## Requirements:
Note each line of the listing that contains the string "title", and copy it.

## Data to use:
________

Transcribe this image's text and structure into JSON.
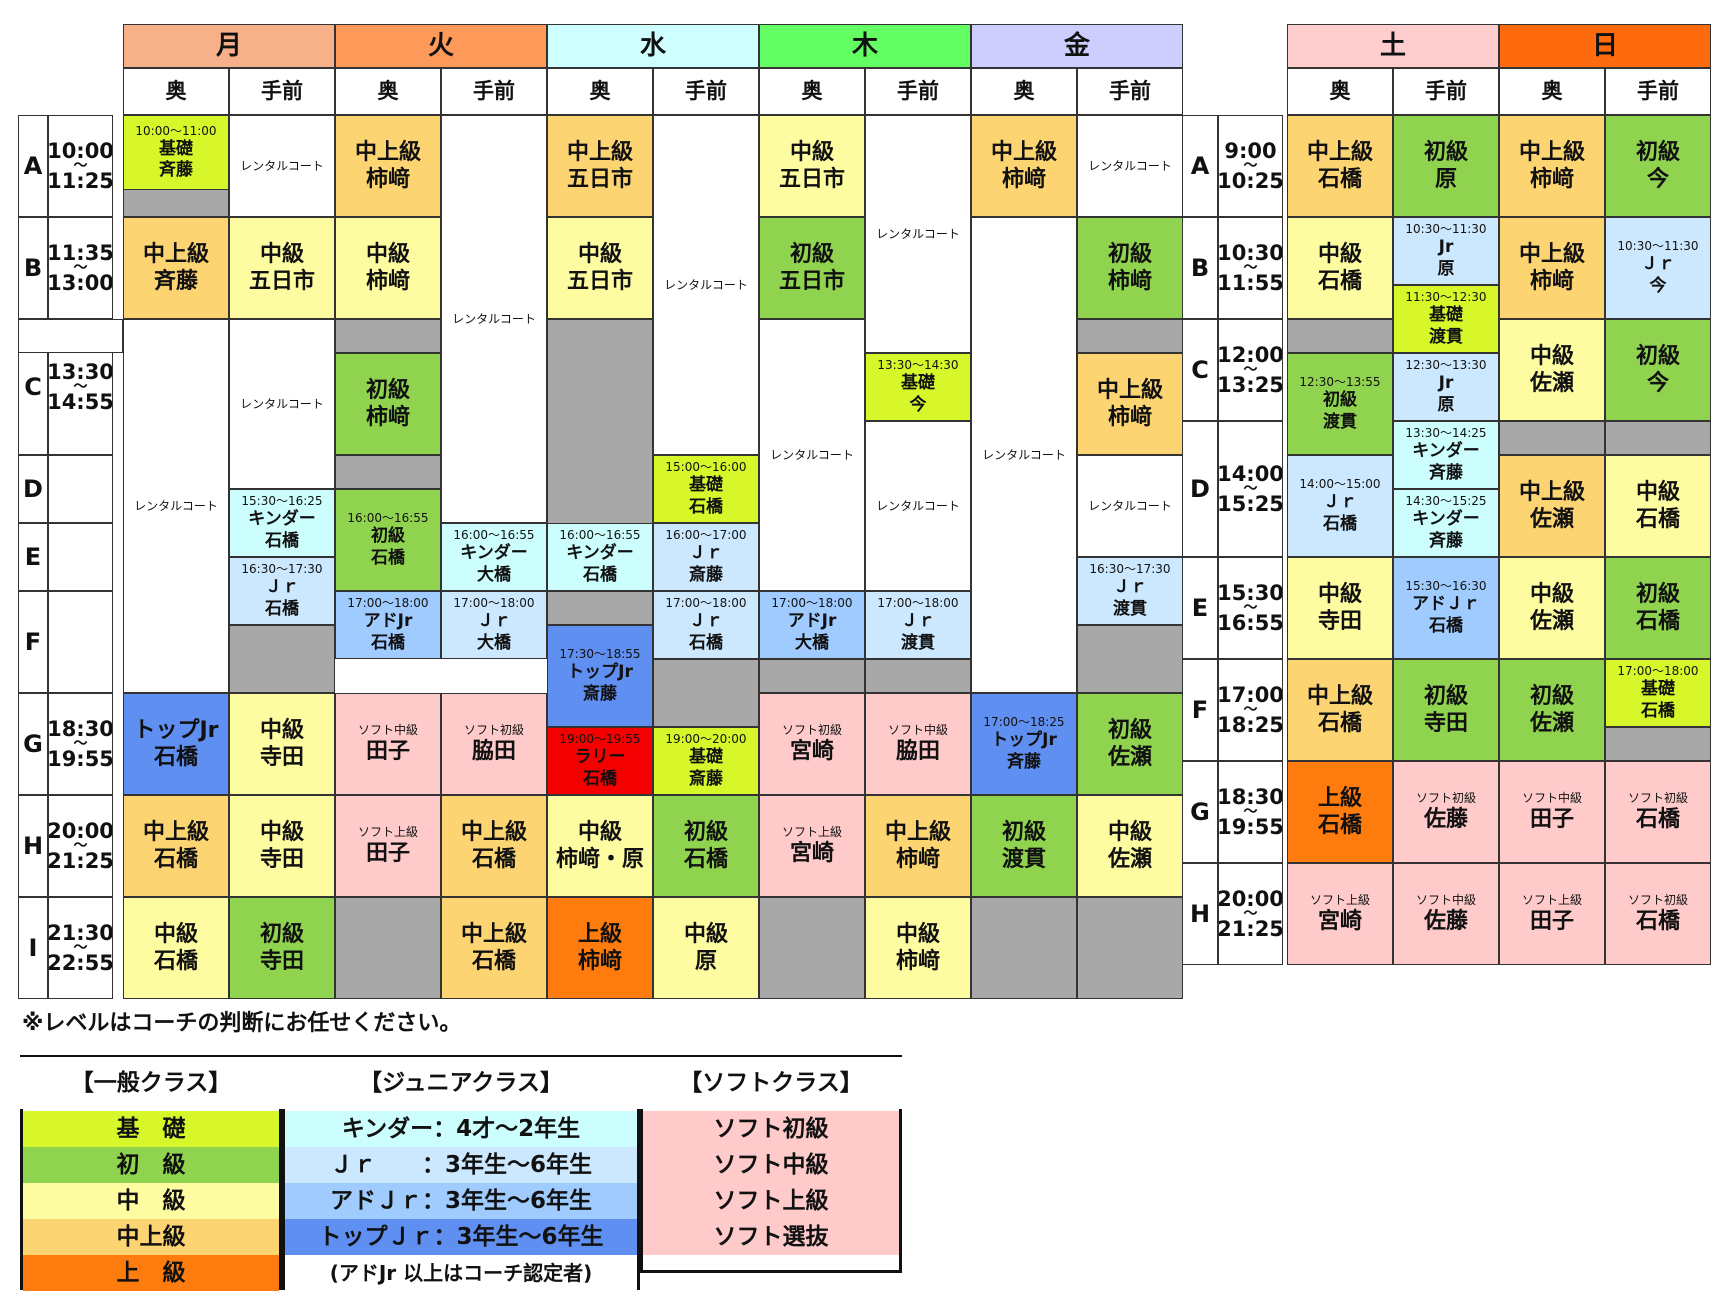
{
  "days": {
    "mon": "月",
    "tue": "火",
    "wed": "水",
    "thu": "木",
    "fri": "金",
    "sat": "土",
    "sun": "日"
  },
  "courts": {
    "back": "奥",
    "front": "手前"
  },
  "wave": "〜",
  "weekday_slots": [
    {
      "slot": "A",
      "start": "10:00",
      "end": "11:25"
    },
    {
      "slot": "B",
      "start": "11:35",
      "end": "13:00"
    },
    {
      "slot": "C",
      "start": "13:30",
      "end": "14:55"
    },
    {
      "slot": "D",
      "start": "",
      "end": ""
    },
    {
      "slot": "E",
      "start": "",
      "end": ""
    },
    {
      "slot": "F",
      "start": "",
      "end": ""
    },
    {
      "slot": "G",
      "start": "18:30",
      "end": "19:55"
    },
    {
      "slot": "H",
      "start": "20:00",
      "end": "21:25"
    },
    {
      "slot": "I",
      "start": "21:30",
      "end": "22:55"
    }
  ],
  "weekend_slots": [
    {
      "slot": "A",
      "start": "9:00",
      "end": "10:25"
    },
    {
      "slot": "B",
      "start": "10:30",
      "end": "11:55"
    },
    {
      "slot": "C",
      "start": "12:00",
      "end": "13:25"
    },
    {
      "slot": "D",
      "start": "14:00",
      "end": "15:25"
    },
    {
      "slot": "E",
      "start": "15:30",
      "end": "16:55"
    },
    {
      "slot": "F",
      "start": "17:00",
      "end": "18:25"
    },
    {
      "slot": "G",
      "start": "18:30",
      "end": "19:55"
    },
    {
      "slot": "H",
      "start": "20:00",
      "end": "21:25"
    }
  ],
  "cells": [
    {
      "time": "10:00〜11:00",
      "l1": "基礎",
      "l2": "斉藤"
    },
    {
      "l1": "レンタルコート"
    },
    {
      "l1": "中上級",
      "l2": "柿﨑"
    },
    {
      "l1": "レンタルコート"
    },
    {
      "l1": "中上級",
      "l2": "五日市"
    },
    {
      "l1": "レンタルコート"
    },
    {
      "l1": "中級",
      "l2": "五日市"
    },
    {
      "l1": "レンタルコート"
    },
    {
      "l1": "中上級",
      "l2": "柿﨑"
    },
    {
      "l1": "レンタルコート"
    },
    {
      "l1": "中上級",
      "l2": "斉藤"
    },
    {
      "l1": "中級",
      "l2": "五日市"
    },
    {
      "l1": "中級",
      "l2": "柿﨑"
    },
    {
      "l1": "中級",
      "l2": "五日市"
    },
    {
      "l1": "レンタルコート"
    },
    {
      "l1": "初級",
      "l2": "五日市"
    },
    {
      "l1": "初級",
      "l2": "柿﨑"
    },
    {
      "l1": "レンタルコート"
    },
    {
      "l1": "レンタルコート"
    },
    {
      "l1": "初級",
      "l2": "柿﨑"
    },
    {
      "l1": "レンタルコート"
    },
    {
      "time": "13:30〜14:30",
      "l1": "基礎",
      "l2": "今"
    },
    {
      "l1": "レンタルコート"
    },
    {
      "l1": "中上級",
      "l2": "柿﨑"
    },
    {
      "time": "15:00〜16:00",
      "l1": "基礎",
      "l2": "石橋"
    },
    {
      "l1": "レンタルコート"
    },
    {
      "l1": "レンタルコート"
    },
    {
      "time": "15:30〜16:25",
      "l1": "キンダー",
      "l2": "石橋"
    },
    {
      "time": "16:00〜16:55",
      "l1": "初級",
      "l2": "石橋"
    },
    {
      "time": "16:00〜16:55",
      "l1": "キンダー",
      "l2": "大橋"
    },
    {
      "time": "16:00〜16:55",
      "l1": "キンダー",
      "l2": "石橋"
    },
    {
      "time": "16:00〜17:00",
      "l1": "Ｊｒ",
      "l2": "斎藤"
    },
    {
      "time": "16:30〜17:30",
      "l1": "Ｊｒ",
      "l2": "石橋"
    },
    {
      "time": "16:30〜17:30",
      "l1": "Ｊｒ",
      "l2": "渡貫"
    },
    {
      "time": "17:00〜18:00",
      "l1": "アドJr",
      "l2": "石橋"
    },
    {
      "time": "17:00〜18:00",
      "l1": "Ｊｒ",
      "l2": "大橋"
    },
    {
      "time": "17:30〜18:55",
      "l1": "トップJr",
      "l2": "斎藤"
    },
    {
      "time": "17:00〜18:00",
      "l1": "Ｊｒ",
      "l2": "石橋"
    },
    {
      "time": "17:00〜18:00",
      "l1": "アドJr",
      "l2": "大橋"
    },
    {
      "time": "17:00〜18:00",
      "l1": "Ｊｒ",
      "l2": "渡貫"
    },
    {
      "l1": "トップJr",
      "l2": "石橋"
    },
    {
      "l1": "中級",
      "l2": "寺田"
    },
    {
      "cls": "ソフト中級",
      "l2": "田子"
    },
    {
      "cls": "ソフト初級",
      "l2": "脇田"
    },
    {
      "time": "19:00〜19:55",
      "l1": "ラリー",
      "l2": "石橋"
    },
    {
      "time": "19:00〜20:00",
      "l1": "基礎",
      "l2": "斎藤"
    },
    {
      "cls": "ソフト初級",
      "l2": "宮崎"
    },
    {
      "cls": "ソフト中級",
      "l2": "脇田"
    },
    {
      "time": "17:00〜18:25",
      "l1": "トップJr",
      "l2": "斉藤"
    },
    {
      "l1": "初級",
      "l2": "佐瀬"
    },
    {
      "l1": "中上級",
      "l2": "石橋"
    },
    {
      "l1": "中級",
      "l2": "寺田"
    },
    {
      "cls": "ソフト上級",
      "l2": "田子"
    },
    {
      "l1": "中上級",
      "l2": "石橋"
    },
    {
      "l1": "中級",
      "l2": "柿﨑・原"
    },
    {
      "l1": "初級",
      "l2": "石橋"
    },
    {
      "cls": "ソフト上級",
      "l2": "宮崎"
    },
    {
      "l1": "中上級",
      "l2": "柿﨑"
    },
    {
      "l1": "初級",
      "l2": "渡貫"
    },
    {
      "l1": "中級",
      "l2": "佐瀬"
    },
    {
      "l1": "中級",
      "l2": "石橋"
    },
    {
      "l1": "初級",
      "l2": "寺田"
    },
    {
      "l1": "中上級",
      "l2": "石橋"
    },
    {
      "l1": "上級",
      "l2": "柿﨑"
    },
    {
      "l1": "中級",
      "l2": "原"
    },
    {
      "l1": "中級",
      "l2": "柿﨑"
    },
    {
      "l1": "中上級",
      "l2": "石橋"
    },
    {
      "l1": "初級",
      "l2": "原"
    },
    {
      "l1": "中上級",
      "l2": "柿﨑"
    },
    {
      "l1": "初級",
      "l2": "今"
    },
    {
      "l1": "中級",
      "l2": "石橋"
    },
    {
      "time": "10:30〜11:30",
      "l1": "Jr",
      "l2": "原"
    },
    {
      "l1": "中上級",
      "l2": "柿﨑"
    },
    {
      "time": "10:30〜11:30",
      "l1": "Ｊｒ",
      "l2": "今"
    },
    {
      "time": "11:30〜12:30",
      "l1": "基礎",
      "l2": "渡貫"
    },
    {
      "time": "12:30〜13:55",
      "l1": "初級",
      "l2": "渡貫"
    },
    {
      "time": "12:30〜13:30",
      "l1": "Jr",
      "l2": "原"
    },
    {
      "l1": "中級",
      "l2": "佐瀬"
    },
    {
      "l1": "初級",
      "l2": "今"
    },
    {
      "time": "13:30〜14:25",
      "l1": "キンダー",
      "l2": "斉藤"
    },
    {
      "time": "14:00〜15:00",
      "l1": "Ｊｒ",
      "l2": "石橋"
    },
    {
      "time": "14:30〜15:25",
      "l1": "キンダー",
      "l2": "斉藤"
    },
    {
      "l1": "中上級",
      "l2": "佐瀬"
    },
    {
      "l1": "中級",
      "l2": "石橋"
    },
    {
      "l1": "中級",
      "l2": "寺田"
    },
    {
      "time": "15:30〜16:30",
      "l1": "アドＪｒ",
      "l2": "石橋"
    },
    {
      "l1": "中級",
      "l2": "佐瀬"
    },
    {
      "l1": "初級",
      "l2": "石橋"
    },
    {
      "l1": "中上級",
      "l2": "石橋"
    },
    {
      "l1": "初級",
      "l2": "寺田"
    },
    {
      "l1": "初級",
      "l2": "佐瀬"
    },
    {
      "time": "17:00〜18:00",
      "l1": "基礎",
      "l2": "石橋"
    },
    {
      "l1": "上級",
      "l2": "石橋"
    },
    {
      "cls": "ソフト初級",
      "l2": "佐藤"
    },
    {
      "cls": "ソフト中級",
      "l2": "田子"
    },
    {
      "cls": "ソフト初級",
      "l2": "石橋"
    },
    {
      "cls": "ソフト上級",
      "l2": "宮崎"
    },
    {
      "cls": "ソフト中級",
      "l2": "佐藤"
    },
    {
      "cls": "ソフト上級",
      "l2": "田子"
    },
    {
      "cls": "ソフト初級",
      "l2": "石橋"
    }
  ],
  "note": "※レベルはコーチの判断にお任せください。",
  "legend": {
    "general": {
      "title": "【一般クラス】",
      "items": [
        "基　礎",
        "初　級",
        "中　級",
        "中上級",
        "上　級"
      ]
    },
    "junior": {
      "title": "【ジュニアクラス】",
      "items": [
        "キンダー：4才〜2年生",
        "Ｊｒ　　：3年生〜6年生",
        "アドＪｒ：3年生〜6年生",
        "トップＪｒ：3年生〜6年生"
      ],
      "footnote": "(アドJr 以上はコーチ認定者)"
    },
    "soft": {
      "title": "【ソフトクラス】",
      "items": [
        "ソフト初級",
        "ソフト中級",
        "ソフト上級",
        "ソフト選抜"
      ]
    }
  }
}
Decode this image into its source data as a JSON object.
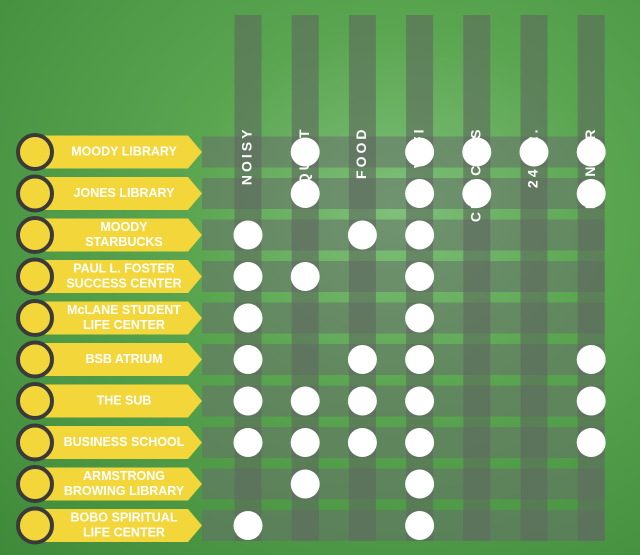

________

## Answer to this task:
      "title": "【一般クラス】",
      "title": "【ジュニアクラス】",
      "title": "【ソフトクラス】",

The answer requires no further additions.